WHAT IS BEING ASKED - Please copy out every line in the entries that includes the word "endpoint".

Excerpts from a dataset
************

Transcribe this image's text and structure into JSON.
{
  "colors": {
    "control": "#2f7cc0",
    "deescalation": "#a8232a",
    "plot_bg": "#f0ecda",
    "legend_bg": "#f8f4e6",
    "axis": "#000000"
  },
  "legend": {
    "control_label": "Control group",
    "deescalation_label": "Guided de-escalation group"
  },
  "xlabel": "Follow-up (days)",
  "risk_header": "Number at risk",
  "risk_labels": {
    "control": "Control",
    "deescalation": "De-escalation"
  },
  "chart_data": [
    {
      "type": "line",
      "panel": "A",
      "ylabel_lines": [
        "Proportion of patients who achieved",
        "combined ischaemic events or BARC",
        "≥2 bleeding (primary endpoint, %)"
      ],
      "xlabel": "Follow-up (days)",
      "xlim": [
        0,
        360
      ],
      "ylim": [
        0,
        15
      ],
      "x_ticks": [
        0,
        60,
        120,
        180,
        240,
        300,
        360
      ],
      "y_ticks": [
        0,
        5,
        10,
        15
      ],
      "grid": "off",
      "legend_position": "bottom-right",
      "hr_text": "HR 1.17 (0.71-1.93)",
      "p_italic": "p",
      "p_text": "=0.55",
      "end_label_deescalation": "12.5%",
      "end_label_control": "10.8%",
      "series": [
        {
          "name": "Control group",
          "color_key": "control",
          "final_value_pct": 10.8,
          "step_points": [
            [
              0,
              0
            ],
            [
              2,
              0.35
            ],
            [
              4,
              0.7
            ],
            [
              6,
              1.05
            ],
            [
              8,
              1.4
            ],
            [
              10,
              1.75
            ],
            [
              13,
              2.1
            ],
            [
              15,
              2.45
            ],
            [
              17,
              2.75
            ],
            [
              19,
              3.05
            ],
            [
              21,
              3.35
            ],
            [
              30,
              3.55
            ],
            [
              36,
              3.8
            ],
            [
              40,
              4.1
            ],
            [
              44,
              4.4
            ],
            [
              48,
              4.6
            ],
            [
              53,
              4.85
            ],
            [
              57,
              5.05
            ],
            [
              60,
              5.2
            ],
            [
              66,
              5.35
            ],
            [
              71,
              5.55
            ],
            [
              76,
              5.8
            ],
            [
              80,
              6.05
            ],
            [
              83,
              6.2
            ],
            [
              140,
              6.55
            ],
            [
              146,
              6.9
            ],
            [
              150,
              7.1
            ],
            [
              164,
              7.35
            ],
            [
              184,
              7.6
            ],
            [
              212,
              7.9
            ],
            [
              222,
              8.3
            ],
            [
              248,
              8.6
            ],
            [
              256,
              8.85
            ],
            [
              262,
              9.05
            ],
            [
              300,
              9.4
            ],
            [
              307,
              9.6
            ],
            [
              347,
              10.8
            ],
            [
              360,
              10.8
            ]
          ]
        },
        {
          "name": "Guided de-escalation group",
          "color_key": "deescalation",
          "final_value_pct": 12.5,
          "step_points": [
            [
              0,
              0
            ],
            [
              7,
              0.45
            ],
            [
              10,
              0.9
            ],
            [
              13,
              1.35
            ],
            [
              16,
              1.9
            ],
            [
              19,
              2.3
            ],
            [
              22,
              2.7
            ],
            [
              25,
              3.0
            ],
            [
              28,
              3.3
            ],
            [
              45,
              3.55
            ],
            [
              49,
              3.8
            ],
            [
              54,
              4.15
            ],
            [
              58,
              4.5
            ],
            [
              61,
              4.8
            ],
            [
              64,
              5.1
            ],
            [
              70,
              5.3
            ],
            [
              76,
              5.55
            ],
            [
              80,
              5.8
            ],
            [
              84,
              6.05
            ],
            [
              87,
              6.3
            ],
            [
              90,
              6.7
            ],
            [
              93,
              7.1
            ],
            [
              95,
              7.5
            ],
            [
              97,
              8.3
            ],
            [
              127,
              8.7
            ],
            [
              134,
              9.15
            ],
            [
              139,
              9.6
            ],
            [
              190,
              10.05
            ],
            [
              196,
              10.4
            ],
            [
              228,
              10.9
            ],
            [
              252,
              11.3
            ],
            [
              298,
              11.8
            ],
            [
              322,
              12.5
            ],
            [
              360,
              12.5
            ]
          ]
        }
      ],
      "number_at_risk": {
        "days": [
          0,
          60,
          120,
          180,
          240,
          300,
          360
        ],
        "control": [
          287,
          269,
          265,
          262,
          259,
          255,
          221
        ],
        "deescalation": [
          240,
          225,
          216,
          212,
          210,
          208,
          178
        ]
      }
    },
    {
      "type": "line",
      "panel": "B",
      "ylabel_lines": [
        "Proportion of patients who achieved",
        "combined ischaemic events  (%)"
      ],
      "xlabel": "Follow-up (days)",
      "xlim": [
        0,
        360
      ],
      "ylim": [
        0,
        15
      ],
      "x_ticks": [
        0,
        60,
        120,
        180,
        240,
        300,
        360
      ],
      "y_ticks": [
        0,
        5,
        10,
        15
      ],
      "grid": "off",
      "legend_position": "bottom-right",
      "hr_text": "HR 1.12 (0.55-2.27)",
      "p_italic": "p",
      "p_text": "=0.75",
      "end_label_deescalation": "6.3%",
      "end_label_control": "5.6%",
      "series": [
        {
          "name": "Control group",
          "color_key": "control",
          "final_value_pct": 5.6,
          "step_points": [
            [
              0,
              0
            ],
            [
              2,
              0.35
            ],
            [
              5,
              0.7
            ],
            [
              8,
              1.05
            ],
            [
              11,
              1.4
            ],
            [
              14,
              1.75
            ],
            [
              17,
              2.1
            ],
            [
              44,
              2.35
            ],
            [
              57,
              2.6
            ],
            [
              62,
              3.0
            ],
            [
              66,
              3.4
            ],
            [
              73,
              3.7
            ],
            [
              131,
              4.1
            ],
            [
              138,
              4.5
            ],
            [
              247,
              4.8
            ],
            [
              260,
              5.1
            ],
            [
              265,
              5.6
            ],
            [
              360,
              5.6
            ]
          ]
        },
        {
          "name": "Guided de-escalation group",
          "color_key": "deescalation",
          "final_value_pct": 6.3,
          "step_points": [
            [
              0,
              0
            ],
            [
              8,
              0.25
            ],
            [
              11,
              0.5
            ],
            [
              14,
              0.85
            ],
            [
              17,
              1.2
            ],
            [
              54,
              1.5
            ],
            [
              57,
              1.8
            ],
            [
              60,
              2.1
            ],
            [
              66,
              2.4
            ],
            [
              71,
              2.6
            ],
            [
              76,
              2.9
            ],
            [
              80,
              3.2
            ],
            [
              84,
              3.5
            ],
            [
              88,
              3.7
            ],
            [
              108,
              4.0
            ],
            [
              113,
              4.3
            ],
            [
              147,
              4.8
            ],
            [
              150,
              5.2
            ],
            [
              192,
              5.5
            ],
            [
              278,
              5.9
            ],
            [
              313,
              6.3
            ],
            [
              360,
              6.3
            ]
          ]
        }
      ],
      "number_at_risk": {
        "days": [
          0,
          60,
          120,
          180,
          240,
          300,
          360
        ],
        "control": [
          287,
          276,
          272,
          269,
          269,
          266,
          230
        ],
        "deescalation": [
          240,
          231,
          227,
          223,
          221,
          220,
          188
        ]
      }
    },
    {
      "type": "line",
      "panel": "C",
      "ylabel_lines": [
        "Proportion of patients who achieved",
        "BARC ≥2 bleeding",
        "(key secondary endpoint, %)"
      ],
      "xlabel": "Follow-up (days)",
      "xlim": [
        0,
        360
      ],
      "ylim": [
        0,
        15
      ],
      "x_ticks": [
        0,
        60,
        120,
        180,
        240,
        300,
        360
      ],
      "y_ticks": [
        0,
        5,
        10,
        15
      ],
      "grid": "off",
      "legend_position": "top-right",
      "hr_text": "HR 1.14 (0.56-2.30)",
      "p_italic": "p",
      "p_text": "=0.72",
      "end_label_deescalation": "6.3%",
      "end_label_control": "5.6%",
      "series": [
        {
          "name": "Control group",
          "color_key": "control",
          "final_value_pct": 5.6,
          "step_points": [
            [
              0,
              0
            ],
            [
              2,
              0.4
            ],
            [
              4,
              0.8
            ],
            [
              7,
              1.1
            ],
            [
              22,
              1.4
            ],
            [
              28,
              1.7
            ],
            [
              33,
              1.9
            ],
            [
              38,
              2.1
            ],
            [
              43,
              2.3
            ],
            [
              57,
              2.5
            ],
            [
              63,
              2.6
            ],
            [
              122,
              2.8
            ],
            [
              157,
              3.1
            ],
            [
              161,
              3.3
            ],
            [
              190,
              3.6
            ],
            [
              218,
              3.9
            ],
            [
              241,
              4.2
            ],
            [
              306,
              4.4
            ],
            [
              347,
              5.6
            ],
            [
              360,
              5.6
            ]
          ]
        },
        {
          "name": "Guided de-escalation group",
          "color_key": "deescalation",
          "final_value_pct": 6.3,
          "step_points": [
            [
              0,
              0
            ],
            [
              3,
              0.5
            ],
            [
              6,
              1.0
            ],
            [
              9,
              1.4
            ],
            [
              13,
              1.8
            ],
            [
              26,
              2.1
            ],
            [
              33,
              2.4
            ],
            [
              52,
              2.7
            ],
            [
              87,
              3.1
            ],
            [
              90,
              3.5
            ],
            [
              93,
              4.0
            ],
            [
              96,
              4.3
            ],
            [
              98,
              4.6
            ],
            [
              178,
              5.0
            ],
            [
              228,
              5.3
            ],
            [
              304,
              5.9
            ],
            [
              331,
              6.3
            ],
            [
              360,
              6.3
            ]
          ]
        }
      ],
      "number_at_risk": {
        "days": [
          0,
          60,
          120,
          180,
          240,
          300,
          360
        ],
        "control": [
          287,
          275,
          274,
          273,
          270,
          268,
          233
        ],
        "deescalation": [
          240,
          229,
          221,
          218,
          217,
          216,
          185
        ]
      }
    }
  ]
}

************

SOLUTION FOR THIS EXERCISE -
        "≥2 bleeding (primary endpoint, %)"
        "(key secondary endpoint, %)"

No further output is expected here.